— Start —

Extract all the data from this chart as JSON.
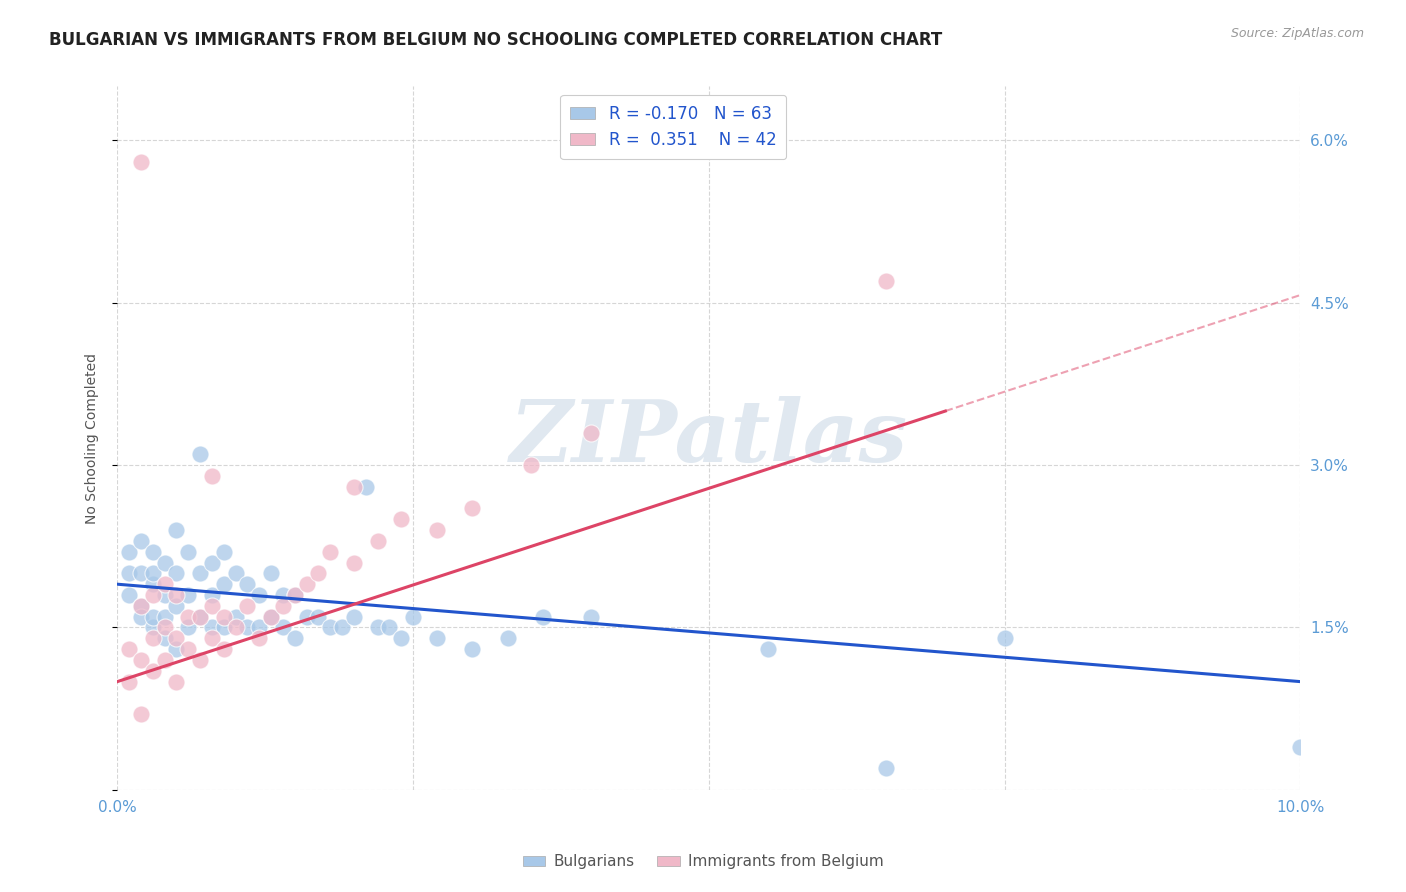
{
  "title": "BULGARIAN VS IMMIGRANTS FROM BELGIUM NO SCHOOLING COMPLETED CORRELATION CHART",
  "source": "Source: ZipAtlas.com",
  "ylabel": "No Schooling Completed",
  "xlim": [
    0.0,
    0.1
  ],
  "ylim": [
    0.0,
    0.065
  ],
  "yticks": [
    0.0,
    0.015,
    0.03,
    0.045,
    0.06
  ],
  "ytick_labels": [
    "",
    "1.5%",
    "3.0%",
    "4.5%",
    "6.0%"
  ],
  "xticks": [
    0.0,
    0.025,
    0.05,
    0.075,
    0.1
  ],
  "xtick_labels": [
    "0.0%",
    "",
    "",
    "",
    "10.0%"
  ],
  "bg_color": "#ffffff",
  "grid_color": "#cccccc",
  "blue_color": "#a8c8e8",
  "pink_color": "#f0b8c8",
  "blue_line_color": "#2255cc",
  "pink_line_color": "#dd4466",
  "watermark_color": "#e0e8f0",
  "legend_R_blue": "-0.170",
  "legend_N_blue": "63",
  "legend_R_pink": "0.351",
  "legend_N_pink": "42",
  "legend_label_blue": "Bulgarians",
  "legend_label_pink": "Immigrants from Belgium",
  "title_fontsize": 12,
  "axis_label_fontsize": 10,
  "tick_fontsize": 11,
  "blue_scatter_x": [
    0.001,
    0.001,
    0.001,
    0.002,
    0.002,
    0.002,
    0.002,
    0.003,
    0.003,
    0.003,
    0.003,
    0.003,
    0.004,
    0.004,
    0.004,
    0.004,
    0.005,
    0.005,
    0.005,
    0.005,
    0.006,
    0.006,
    0.006,
    0.007,
    0.007,
    0.007,
    0.008,
    0.008,
    0.008,
    0.009,
    0.009,
    0.009,
    0.01,
    0.01,
    0.011,
    0.011,
    0.012,
    0.012,
    0.013,
    0.013,
    0.014,
    0.014,
    0.015,
    0.015,
    0.016,
    0.017,
    0.018,
    0.019,
    0.02,
    0.021,
    0.022,
    0.023,
    0.024,
    0.025,
    0.027,
    0.03,
    0.033,
    0.036,
    0.04,
    0.055,
    0.065,
    0.075,
    0.1
  ],
  "blue_scatter_y": [
    0.02,
    0.018,
    0.022,
    0.017,
    0.02,
    0.023,
    0.016,
    0.015,
    0.019,
    0.022,
    0.016,
    0.02,
    0.014,
    0.018,
    0.021,
    0.016,
    0.013,
    0.017,
    0.02,
    0.024,
    0.015,
    0.018,
    0.022,
    0.016,
    0.02,
    0.031,
    0.015,
    0.018,
    0.021,
    0.015,
    0.019,
    0.022,
    0.016,
    0.02,
    0.015,
    0.019,
    0.015,
    0.018,
    0.016,
    0.02,
    0.015,
    0.018,
    0.014,
    0.018,
    0.016,
    0.016,
    0.015,
    0.015,
    0.016,
    0.028,
    0.015,
    0.015,
    0.014,
    0.016,
    0.014,
    0.013,
    0.014,
    0.016,
    0.016,
    0.013,
    0.002,
    0.014,
    0.004
  ],
  "pink_scatter_x": [
    0.001,
    0.001,
    0.002,
    0.002,
    0.002,
    0.003,
    0.003,
    0.003,
    0.004,
    0.004,
    0.004,
    0.005,
    0.005,
    0.005,
    0.006,
    0.006,
    0.007,
    0.007,
    0.008,
    0.008,
    0.009,
    0.009,
    0.01,
    0.011,
    0.012,
    0.013,
    0.014,
    0.015,
    0.016,
    0.017,
    0.018,
    0.02,
    0.022,
    0.024,
    0.027,
    0.03,
    0.035,
    0.04,
    0.065,
    0.02,
    0.008,
    0.002
  ],
  "pink_scatter_y": [
    0.01,
    0.013,
    0.012,
    0.017,
    0.058,
    0.011,
    0.014,
    0.018,
    0.012,
    0.015,
    0.019,
    0.01,
    0.014,
    0.018,
    0.013,
    0.016,
    0.012,
    0.016,
    0.014,
    0.017,
    0.013,
    0.016,
    0.015,
    0.017,
    0.014,
    0.016,
    0.017,
    0.018,
    0.019,
    0.02,
    0.022,
    0.021,
    0.023,
    0.025,
    0.024,
    0.026,
    0.03,
    0.033,
    0.047,
    0.028,
    0.029,
    0.007
  ]
}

— End —

What this task involves
Reproduce the full listing faithfully, but do not carry over any pictures.

Answer to this task
Extract all the data from this chart as JSON.
{
  "title": "BULGARIAN VS IMMIGRANTS FROM BELGIUM NO SCHOOLING COMPLETED CORRELATION CHART",
  "source": "Source: ZipAtlas.com",
  "ylabel": "No Schooling Completed",
  "xlim": [
    0.0,
    0.1
  ],
  "ylim": [
    0.0,
    0.065
  ],
  "yticks": [
    0.0,
    0.015,
    0.03,
    0.045,
    0.06
  ],
  "ytick_labels": [
    "",
    "1.5%",
    "3.0%",
    "4.5%",
    "6.0%"
  ],
  "xticks": [
    0.0,
    0.025,
    0.05,
    0.075,
    0.1
  ],
  "xtick_labels": [
    "0.0%",
    "",
    "",
    "",
    "10.0%"
  ],
  "bg_color": "#ffffff",
  "grid_color": "#cccccc",
  "blue_color": "#a8c8e8",
  "pink_color": "#f0b8c8",
  "blue_line_color": "#2255cc",
  "pink_line_color": "#dd4466",
  "watermark_color": "#e0e8f0",
  "legend_R_blue": "-0.170",
  "legend_N_blue": "63",
  "legend_R_pink": "0.351",
  "legend_N_pink": "42",
  "legend_label_blue": "Bulgarians",
  "legend_label_pink": "Immigrants from Belgium",
  "title_fontsize": 12,
  "axis_label_fontsize": 10,
  "tick_fontsize": 11,
  "blue_scatter_x": [
    0.001,
    0.001,
    0.001,
    0.002,
    0.002,
    0.002,
    0.002,
    0.003,
    0.003,
    0.003,
    0.003,
    0.003,
    0.004,
    0.004,
    0.004,
    0.004,
    0.005,
    0.005,
    0.005,
    0.005,
    0.006,
    0.006,
    0.006,
    0.007,
    0.007,
    0.007,
    0.008,
    0.008,
    0.008,
    0.009,
    0.009,
    0.009,
    0.01,
    0.01,
    0.011,
    0.011,
    0.012,
    0.012,
    0.013,
    0.013,
    0.014,
    0.014,
    0.015,
    0.015,
    0.016,
    0.017,
    0.018,
    0.019,
    0.02,
    0.021,
    0.022,
    0.023,
    0.024,
    0.025,
    0.027,
    0.03,
    0.033,
    0.036,
    0.04,
    0.055,
    0.065,
    0.075,
    0.1
  ],
  "blue_scatter_y": [
    0.02,
    0.018,
    0.022,
    0.017,
    0.02,
    0.023,
    0.016,
    0.015,
    0.019,
    0.022,
    0.016,
    0.02,
    0.014,
    0.018,
    0.021,
    0.016,
    0.013,
    0.017,
    0.02,
    0.024,
    0.015,
    0.018,
    0.022,
    0.016,
    0.02,
    0.031,
    0.015,
    0.018,
    0.021,
    0.015,
    0.019,
    0.022,
    0.016,
    0.02,
    0.015,
    0.019,
    0.015,
    0.018,
    0.016,
    0.02,
    0.015,
    0.018,
    0.014,
    0.018,
    0.016,
    0.016,
    0.015,
    0.015,
    0.016,
    0.028,
    0.015,
    0.015,
    0.014,
    0.016,
    0.014,
    0.013,
    0.014,
    0.016,
    0.016,
    0.013,
    0.002,
    0.014,
    0.004
  ],
  "pink_scatter_x": [
    0.001,
    0.001,
    0.002,
    0.002,
    0.002,
    0.003,
    0.003,
    0.003,
    0.004,
    0.004,
    0.004,
    0.005,
    0.005,
    0.005,
    0.006,
    0.006,
    0.007,
    0.007,
    0.008,
    0.008,
    0.009,
    0.009,
    0.01,
    0.011,
    0.012,
    0.013,
    0.014,
    0.015,
    0.016,
    0.017,
    0.018,
    0.02,
    0.022,
    0.024,
    0.027,
    0.03,
    0.035,
    0.04,
    0.065,
    0.02,
    0.008,
    0.002
  ],
  "pink_scatter_y": [
    0.01,
    0.013,
    0.012,
    0.017,
    0.058,
    0.011,
    0.014,
    0.018,
    0.012,
    0.015,
    0.019,
    0.01,
    0.014,
    0.018,
    0.013,
    0.016,
    0.012,
    0.016,
    0.014,
    0.017,
    0.013,
    0.016,
    0.015,
    0.017,
    0.014,
    0.016,
    0.017,
    0.018,
    0.019,
    0.02,
    0.022,
    0.021,
    0.023,
    0.025,
    0.024,
    0.026,
    0.03,
    0.033,
    0.047,
    0.028,
    0.029,
    0.007
  ]
}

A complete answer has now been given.